- [Goal]:
Retype, word for word, the line containing "Read all visible content and emit it as JSON." and every line after it to the end. Skip pictures.

___ Task input ___

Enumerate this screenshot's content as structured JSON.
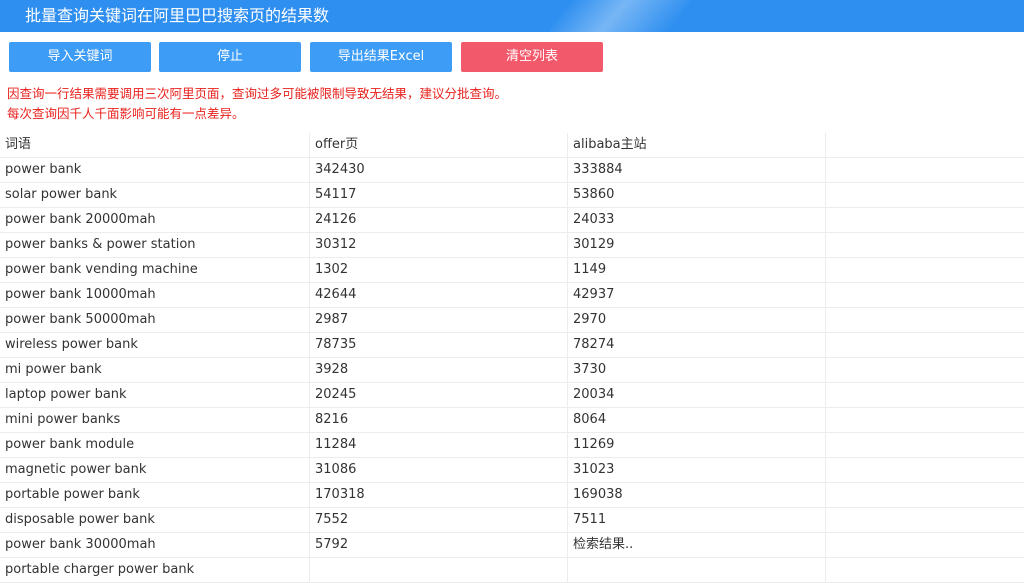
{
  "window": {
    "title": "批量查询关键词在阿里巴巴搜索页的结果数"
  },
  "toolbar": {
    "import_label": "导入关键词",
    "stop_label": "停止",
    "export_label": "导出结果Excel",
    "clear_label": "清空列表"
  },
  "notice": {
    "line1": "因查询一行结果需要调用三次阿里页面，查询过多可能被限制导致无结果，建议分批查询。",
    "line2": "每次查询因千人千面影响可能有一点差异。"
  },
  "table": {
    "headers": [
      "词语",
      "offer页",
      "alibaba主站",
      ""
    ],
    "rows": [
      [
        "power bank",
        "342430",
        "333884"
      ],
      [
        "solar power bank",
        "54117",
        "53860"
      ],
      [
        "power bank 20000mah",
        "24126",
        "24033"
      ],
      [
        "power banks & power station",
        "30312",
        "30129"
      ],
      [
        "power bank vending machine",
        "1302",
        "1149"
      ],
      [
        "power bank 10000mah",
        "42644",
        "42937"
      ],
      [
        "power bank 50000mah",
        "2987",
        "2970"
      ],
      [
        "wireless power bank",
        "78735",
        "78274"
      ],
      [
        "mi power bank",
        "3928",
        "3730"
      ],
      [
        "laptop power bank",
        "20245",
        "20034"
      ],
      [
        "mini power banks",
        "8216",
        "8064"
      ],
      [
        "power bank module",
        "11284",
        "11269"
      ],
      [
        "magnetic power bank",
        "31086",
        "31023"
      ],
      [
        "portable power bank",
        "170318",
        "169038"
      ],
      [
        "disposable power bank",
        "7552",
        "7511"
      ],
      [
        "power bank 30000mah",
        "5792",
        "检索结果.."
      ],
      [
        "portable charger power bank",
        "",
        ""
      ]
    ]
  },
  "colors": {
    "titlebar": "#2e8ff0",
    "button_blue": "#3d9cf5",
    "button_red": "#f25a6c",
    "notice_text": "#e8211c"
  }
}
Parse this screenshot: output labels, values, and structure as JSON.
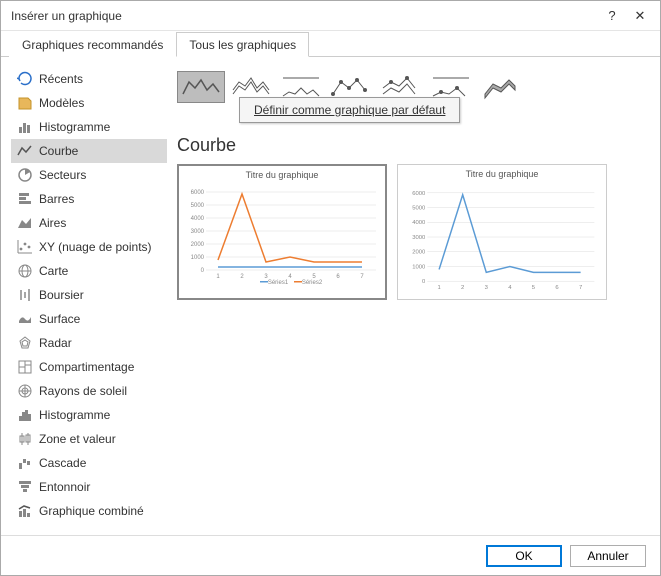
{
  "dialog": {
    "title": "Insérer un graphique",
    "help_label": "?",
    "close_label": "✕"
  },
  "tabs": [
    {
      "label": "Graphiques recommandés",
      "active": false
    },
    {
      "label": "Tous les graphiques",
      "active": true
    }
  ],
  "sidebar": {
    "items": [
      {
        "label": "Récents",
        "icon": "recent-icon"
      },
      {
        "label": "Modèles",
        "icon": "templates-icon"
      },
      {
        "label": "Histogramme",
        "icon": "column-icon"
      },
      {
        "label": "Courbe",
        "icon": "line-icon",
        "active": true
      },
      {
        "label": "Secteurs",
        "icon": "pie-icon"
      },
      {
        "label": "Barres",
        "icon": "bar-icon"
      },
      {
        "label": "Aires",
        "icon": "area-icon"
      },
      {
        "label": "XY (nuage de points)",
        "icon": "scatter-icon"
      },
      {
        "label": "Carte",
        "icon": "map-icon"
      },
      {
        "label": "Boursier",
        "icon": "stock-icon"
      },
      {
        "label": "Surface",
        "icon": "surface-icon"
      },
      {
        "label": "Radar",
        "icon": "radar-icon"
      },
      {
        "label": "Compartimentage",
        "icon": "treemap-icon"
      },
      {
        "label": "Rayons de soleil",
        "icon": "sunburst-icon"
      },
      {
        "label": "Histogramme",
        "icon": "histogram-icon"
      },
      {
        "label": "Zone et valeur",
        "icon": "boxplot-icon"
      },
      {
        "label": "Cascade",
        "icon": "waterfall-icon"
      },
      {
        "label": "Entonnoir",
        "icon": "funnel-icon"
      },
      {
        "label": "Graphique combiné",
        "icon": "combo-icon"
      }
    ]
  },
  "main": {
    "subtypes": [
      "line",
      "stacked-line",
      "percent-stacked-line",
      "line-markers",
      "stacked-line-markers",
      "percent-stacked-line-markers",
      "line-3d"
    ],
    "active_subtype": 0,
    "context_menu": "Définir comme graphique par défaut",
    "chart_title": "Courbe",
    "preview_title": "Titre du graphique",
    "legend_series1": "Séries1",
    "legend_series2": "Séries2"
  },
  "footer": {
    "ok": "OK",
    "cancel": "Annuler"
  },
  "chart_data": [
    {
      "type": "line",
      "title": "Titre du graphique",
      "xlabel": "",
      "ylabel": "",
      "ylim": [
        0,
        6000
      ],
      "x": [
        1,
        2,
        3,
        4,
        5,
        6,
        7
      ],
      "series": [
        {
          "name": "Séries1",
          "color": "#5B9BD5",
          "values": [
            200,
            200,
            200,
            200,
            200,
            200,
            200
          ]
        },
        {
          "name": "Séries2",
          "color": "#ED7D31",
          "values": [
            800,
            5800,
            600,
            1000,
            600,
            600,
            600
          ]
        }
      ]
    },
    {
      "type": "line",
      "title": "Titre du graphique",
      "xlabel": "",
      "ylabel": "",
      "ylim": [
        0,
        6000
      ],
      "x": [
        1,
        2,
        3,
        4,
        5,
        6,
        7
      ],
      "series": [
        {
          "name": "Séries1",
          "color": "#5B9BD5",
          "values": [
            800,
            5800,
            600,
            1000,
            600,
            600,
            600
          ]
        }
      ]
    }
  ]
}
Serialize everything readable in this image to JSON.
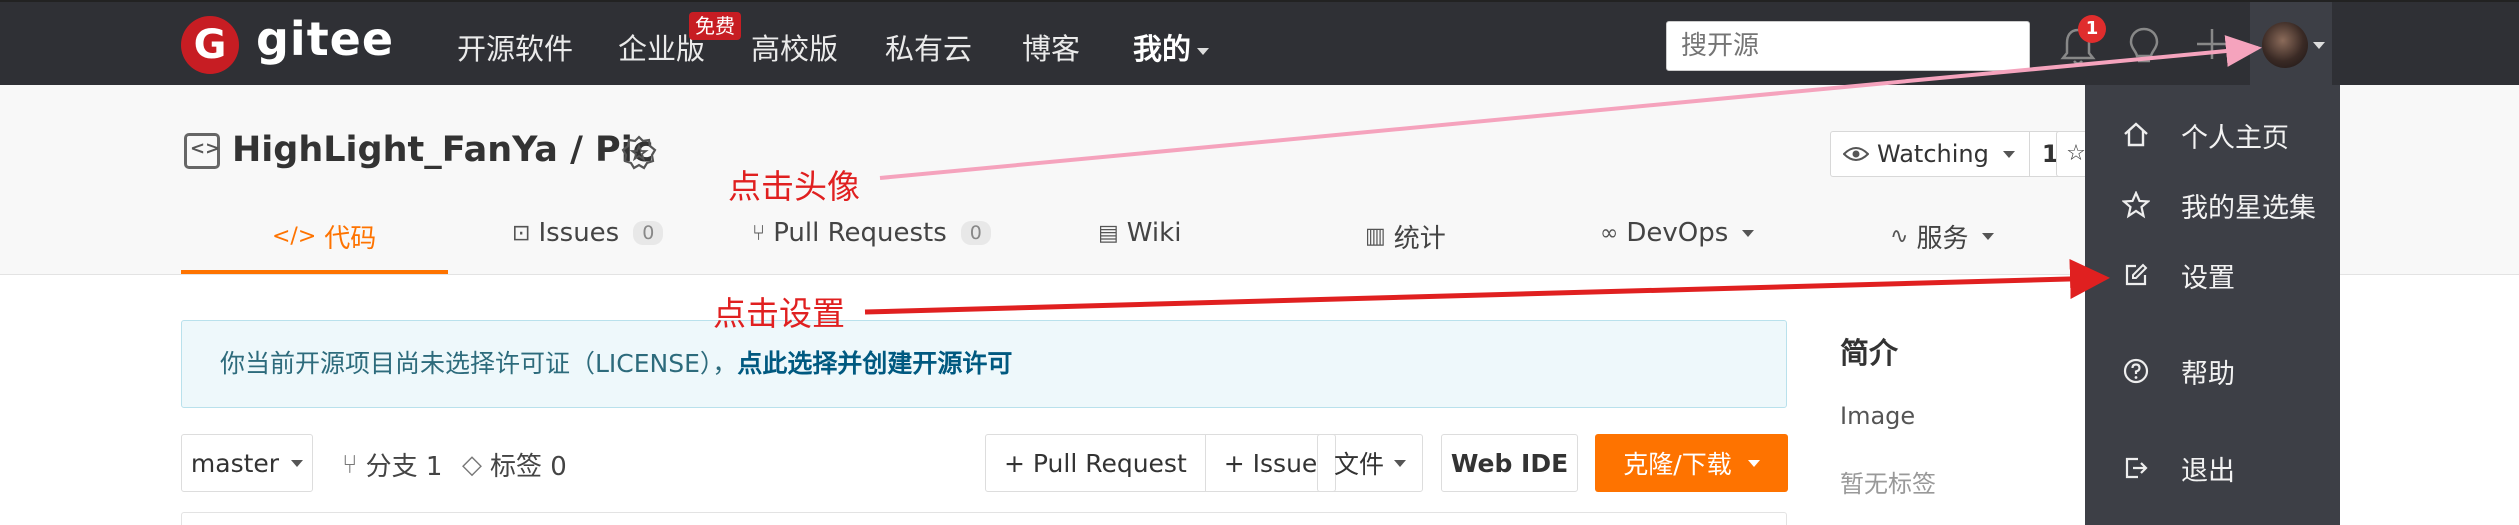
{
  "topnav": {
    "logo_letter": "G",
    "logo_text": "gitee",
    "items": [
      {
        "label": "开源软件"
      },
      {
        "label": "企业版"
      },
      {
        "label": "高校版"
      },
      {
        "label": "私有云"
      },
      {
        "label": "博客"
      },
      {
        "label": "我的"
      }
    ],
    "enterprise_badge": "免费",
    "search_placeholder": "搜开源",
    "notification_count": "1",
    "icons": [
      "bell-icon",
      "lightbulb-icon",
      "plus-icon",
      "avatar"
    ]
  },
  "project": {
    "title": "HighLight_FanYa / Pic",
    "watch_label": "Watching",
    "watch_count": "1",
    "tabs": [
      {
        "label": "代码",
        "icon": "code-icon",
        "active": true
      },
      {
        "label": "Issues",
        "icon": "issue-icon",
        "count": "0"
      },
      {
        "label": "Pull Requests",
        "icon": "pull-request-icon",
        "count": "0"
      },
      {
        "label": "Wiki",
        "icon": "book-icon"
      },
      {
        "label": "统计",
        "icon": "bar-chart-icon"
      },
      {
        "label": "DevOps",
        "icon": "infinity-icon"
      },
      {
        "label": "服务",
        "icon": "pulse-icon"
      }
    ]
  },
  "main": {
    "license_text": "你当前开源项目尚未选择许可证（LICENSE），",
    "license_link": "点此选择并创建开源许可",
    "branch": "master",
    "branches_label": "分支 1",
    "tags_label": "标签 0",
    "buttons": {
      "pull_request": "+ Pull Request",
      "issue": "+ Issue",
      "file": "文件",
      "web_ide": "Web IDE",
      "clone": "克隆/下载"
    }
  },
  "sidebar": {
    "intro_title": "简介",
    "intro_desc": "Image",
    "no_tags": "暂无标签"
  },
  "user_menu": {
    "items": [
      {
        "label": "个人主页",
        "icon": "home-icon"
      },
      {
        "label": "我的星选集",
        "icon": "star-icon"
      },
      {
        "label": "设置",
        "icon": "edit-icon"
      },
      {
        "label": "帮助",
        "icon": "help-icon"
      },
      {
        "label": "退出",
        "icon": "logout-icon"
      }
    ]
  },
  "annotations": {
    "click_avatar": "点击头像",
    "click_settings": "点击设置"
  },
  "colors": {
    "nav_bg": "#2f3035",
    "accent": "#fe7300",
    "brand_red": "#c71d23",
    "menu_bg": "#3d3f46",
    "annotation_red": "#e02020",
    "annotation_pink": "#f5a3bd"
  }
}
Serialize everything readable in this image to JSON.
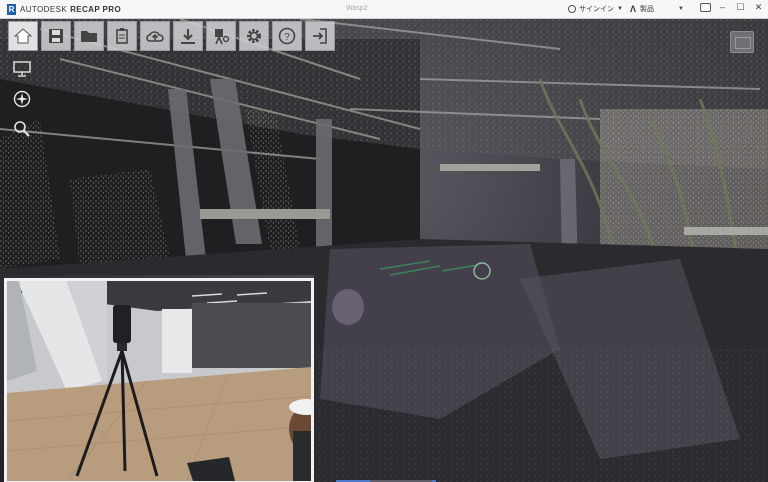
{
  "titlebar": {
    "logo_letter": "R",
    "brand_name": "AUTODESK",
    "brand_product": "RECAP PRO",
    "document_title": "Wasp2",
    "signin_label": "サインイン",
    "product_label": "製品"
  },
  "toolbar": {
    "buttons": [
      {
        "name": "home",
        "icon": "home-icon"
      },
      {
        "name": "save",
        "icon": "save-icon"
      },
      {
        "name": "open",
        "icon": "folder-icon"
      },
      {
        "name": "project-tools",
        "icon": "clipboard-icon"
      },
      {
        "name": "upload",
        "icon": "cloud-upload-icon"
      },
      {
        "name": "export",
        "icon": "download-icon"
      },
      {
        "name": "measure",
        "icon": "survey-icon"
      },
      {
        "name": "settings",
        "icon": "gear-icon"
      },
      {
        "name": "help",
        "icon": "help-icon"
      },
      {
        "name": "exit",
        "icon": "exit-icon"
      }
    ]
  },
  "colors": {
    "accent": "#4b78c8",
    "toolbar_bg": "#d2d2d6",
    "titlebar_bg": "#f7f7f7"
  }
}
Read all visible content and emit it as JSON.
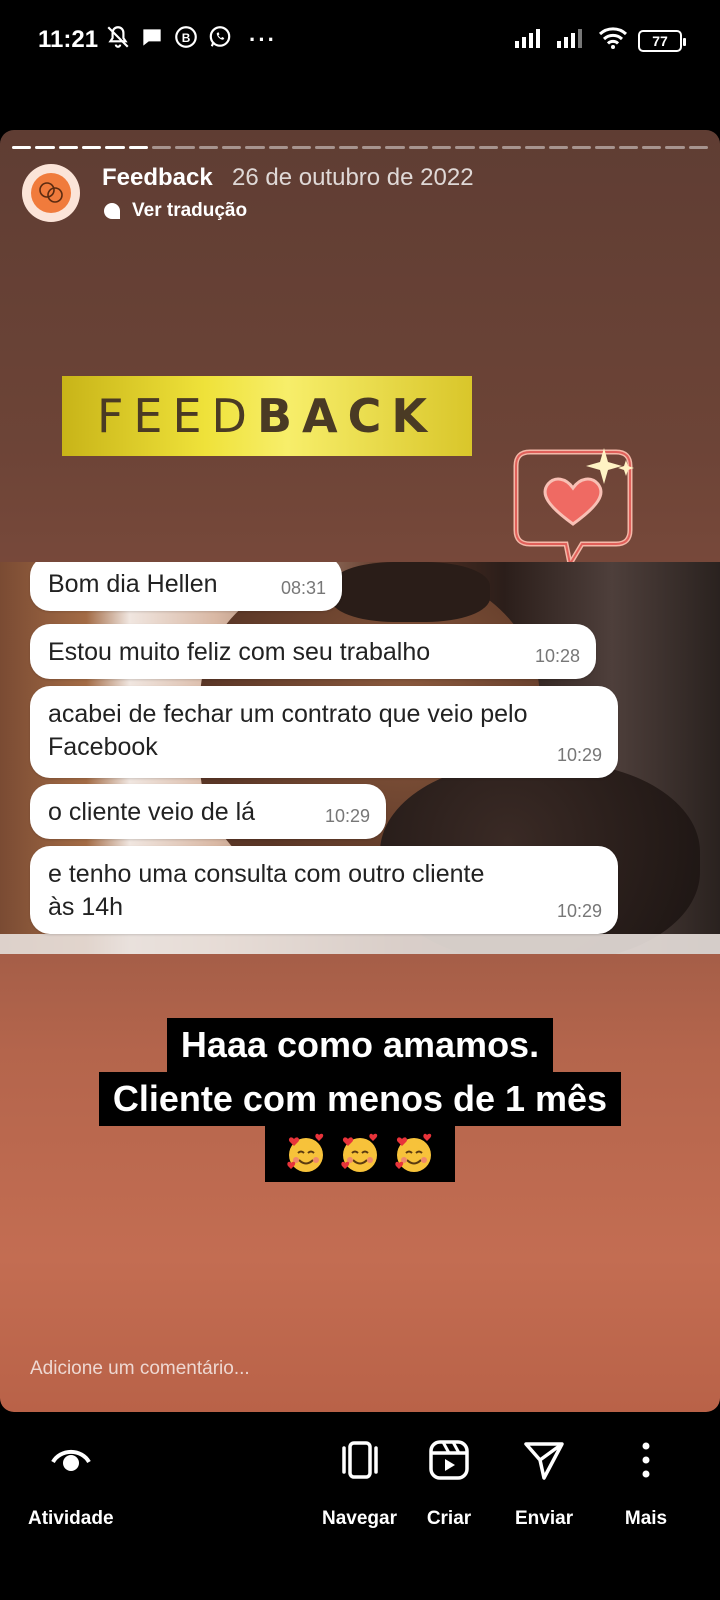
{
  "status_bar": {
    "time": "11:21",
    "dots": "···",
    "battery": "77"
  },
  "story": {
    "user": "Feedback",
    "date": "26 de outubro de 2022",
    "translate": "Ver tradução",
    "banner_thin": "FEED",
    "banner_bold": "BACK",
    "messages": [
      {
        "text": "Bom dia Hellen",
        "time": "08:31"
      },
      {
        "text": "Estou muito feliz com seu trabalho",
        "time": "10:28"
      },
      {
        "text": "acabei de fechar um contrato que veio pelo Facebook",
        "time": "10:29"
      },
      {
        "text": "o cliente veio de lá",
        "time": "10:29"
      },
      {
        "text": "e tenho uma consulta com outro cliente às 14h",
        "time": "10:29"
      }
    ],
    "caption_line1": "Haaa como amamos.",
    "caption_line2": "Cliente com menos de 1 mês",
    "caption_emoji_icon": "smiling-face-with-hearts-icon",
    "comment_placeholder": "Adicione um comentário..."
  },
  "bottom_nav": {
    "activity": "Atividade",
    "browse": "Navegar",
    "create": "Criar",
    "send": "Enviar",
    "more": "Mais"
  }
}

___

- [Problem solution]:
Read all visible content and emit it as JSON.
{
  "status_bar": {
    "time": "11:21",
    "dots": "···",
    "battery": "77"
  },
  "story": {
    "user": "Feedback",
    "date": "26 de outubro de 2022",
    "translate": "Ver tradução",
    "banner_thin": "FEED",
    "banner_bold": "BACK",
    "messages": [
      {
        "text": "Bom dia Hellen",
        "time": "08:31"
      },
      {
        "text": "Estou muito feliz com seu trabalho",
        "time": "10:28"
      },
      {
        "text": "acabei de fechar um contrato que veio pelo Facebook",
        "time": "10:29"
      },
      {
        "text": "o cliente veio de lá",
        "time": "10:29"
      },
      {
        "text": "e tenho uma consulta com outro cliente às 14h",
        "time": "10:29"
      }
    ],
    "caption_line1": "Haaa como amamos.",
    "caption_line2": "Cliente com menos de 1 mês",
    "caption_emoji_icon": "smiling-face-with-hearts-icon",
    "comment_placeholder": "Adicione um comentário..."
  },
  "bottom_nav": {
    "activity": "Atividade",
    "browse": "Navegar",
    "create": "Criar",
    "send": "Enviar",
    "more": "Mais"
  }
}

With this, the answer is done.